Segment Start: DATA PROVIDED
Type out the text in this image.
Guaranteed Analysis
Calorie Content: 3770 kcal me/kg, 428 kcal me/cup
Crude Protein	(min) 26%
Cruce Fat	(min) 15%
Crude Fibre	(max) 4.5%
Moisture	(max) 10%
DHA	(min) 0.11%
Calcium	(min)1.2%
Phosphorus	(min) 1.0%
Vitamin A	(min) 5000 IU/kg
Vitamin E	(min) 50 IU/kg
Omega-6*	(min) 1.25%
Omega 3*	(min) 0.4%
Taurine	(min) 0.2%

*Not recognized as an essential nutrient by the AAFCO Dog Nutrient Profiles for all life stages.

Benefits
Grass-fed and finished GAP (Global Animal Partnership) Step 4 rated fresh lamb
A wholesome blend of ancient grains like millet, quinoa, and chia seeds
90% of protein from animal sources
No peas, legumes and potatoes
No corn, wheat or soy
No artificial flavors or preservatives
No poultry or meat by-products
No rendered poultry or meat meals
Segment End: DATA PROVIDED
- EXERCISE DETAILS
A single figure, please: the number of lines in the data that hold the string "Crude".

- ANSWER TO THIS TASK
2